Until you come to India you have no idea how important rail travel is. In this enormous country travel is long and hard. Internal air routes are being privatised and the price of air travel is falling – but for most Indians the railways are a cheap and important part of everyday life. They are the quickest and, looking at the carnage on Indian roads, the safest form of transport.

As William Dalrymple puts it in The Age of Khali, the railways both created and destroyed the India of the Raj. British-built and every bit British in design, the construction of the Indian railways can be traced back to the decade of the 1850s. Within half a century British engineers and Indian labourers laid over 23,000 miles of track. You could take a train from beaches of southern Madras (now Chennai) to the Khyber Pass on the Afghan border. Today that journey would mean going through Pakistan and would still take well over two days, so enormous is this continent.

At 5.30am, Vadodara railway station is buzzing like a disturbed beehive. There are thousands of people in and around this place of travel and commerce. Whatever you want you can find it here. In a strange similarity with the UK railways, complaint is positively sought. Even the man selling eggs had a ‘complaint and suggestion’ book, as did C/T Patel the platform chemist, who advertised that he sold everything from fruits salts to chewable antacid anti-flatulent tablets, in assorted flavours including mint and orange. An official complaint book was available at the information desk and another on platform two.

Outside the station, shops and stalls are already doing a roaring trade. Freshly watered vegetables and fruit glisten in the early morning sun. The scent of flowers stops you in your tracks like a punch on the nose. Everybody is trying to make money. If you want your shoes cleaned, keys cut, a wet shave, neck massaged, locks and chains for your bike, clean knickers, pens and pencils…you’ve come to the right place.

If you’re hungry or thirsty look no further. There is fruit of every type and colour, nuts of every size, fresh coconut milk, ice cream, chai, Nescafe coffee. Every type of Indian food is available – the good, the bad and the ugly. And if you’re worried about eating too much, back in the station there are four free ‘check your weight’ machines.

Where you stand on the platform reflects your social position. Headloders, expensive suitcases balanced on their heads, head for the first-class a/c (air-conditioned) section. Under-employed headloders stand around the same area waiting to make their mad dash for the incoming trains. They dive on, fight their way through passengers trying to get off, in an attempt to convince the same people they have trampled on to pay them to carry their bags out of the station.

Near second class sit hundreds of rural workers; women with bright saris, others just dirty from weeks of hard toil in the fields of Gujarat. Soldiers carrying guns stand around as though battle is about to commence. India has 1.5million men and women who carry arms. The soldiers all seem to carry ancient British Lee Enfield rifles and even Second World War Bren-guns.

DATASET EXTRACT.

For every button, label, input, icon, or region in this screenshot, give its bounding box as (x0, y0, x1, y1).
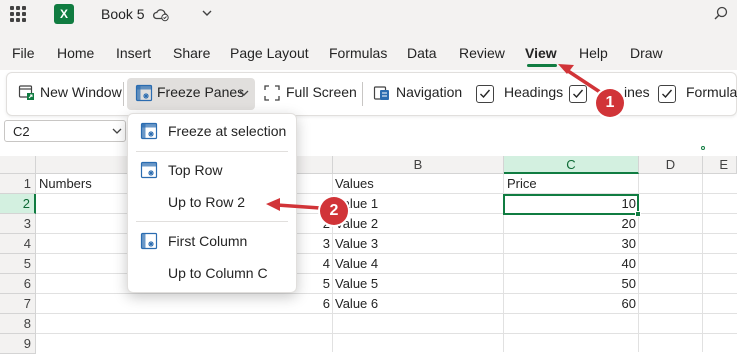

WHAT YOU NEED TO DO.
A: According to the piece on Indian rail travel, how many miles of track did British engineers and Indian labourers lay within half a century?
B: Write what comes next in the piece on Indian rail travel, picking up right after its final sentence.

TASK-BY-TASK ANSWERS.
A: Over 23,000 miles.

B:
A group of Muslims are locked in deep conversation. Though this is an unashamedly Hindu country there are more Muslims in India than in Pakistan, making up about 11 percent of the Indian population. The Muezzin cry from the Mosque can be heard in most Indian cities. Even in the village where I am staying, next to the Narmada river, the sound of the prayer leader cries out every morning and seems to carry down the Narmada Valley.

Vadadora is a city of some 1.5million people. It lies on the outskirts of the earthquake area that flattened parts of Gujarat earlier this year. Few tourists come here, and a white person stands out. I’m peering through the window of the Special Refund Office when an orange-coloured reflection appears behind me. From his garb I see that he is a Swami, a Hindu holy man. He wears no shoes, has designer specs, and when he speaks it’s a shock to hear the accent of the west coast of America. His name is Swami Joseph, and he hails from San Francisco.

Rather than flowers in his hair he wears beetroot coloured garlands round his neck and carries Vishnu in his soul. He is on a walking pilgrimage to collect money to build another temple to one of the many Hindu gods. He asks me whether a god walks with me; and when I suggest that I’m probably the only non-believer in the station, his thumbs-up sign indicates that I’m probably right.

The station seems like one big signpost. One hanging over the entrance reads, ‘We love Vadodora station. We promise to keep it clean’, and is complemented by dozens of ‘no spitting’ and ‘no spitting zone’ signs along the platform. Presumably these relate to the custom of spitting out paan – a red combination of leaves and betel nut, which Indian men chew incessantly. You find red stains on building walls and staircases and, if you don’t keep an eye on passing auto-rickshaw drivers, on your shoes.

More signs are strung along the platform. Two hands shaking – a greeting point; two rifles with crosses – no guns in this carriage; two tea cups – chai time; an enlarged U turned upside down with a B in the space, which looks like the back of a cow – I never worked out what that meant.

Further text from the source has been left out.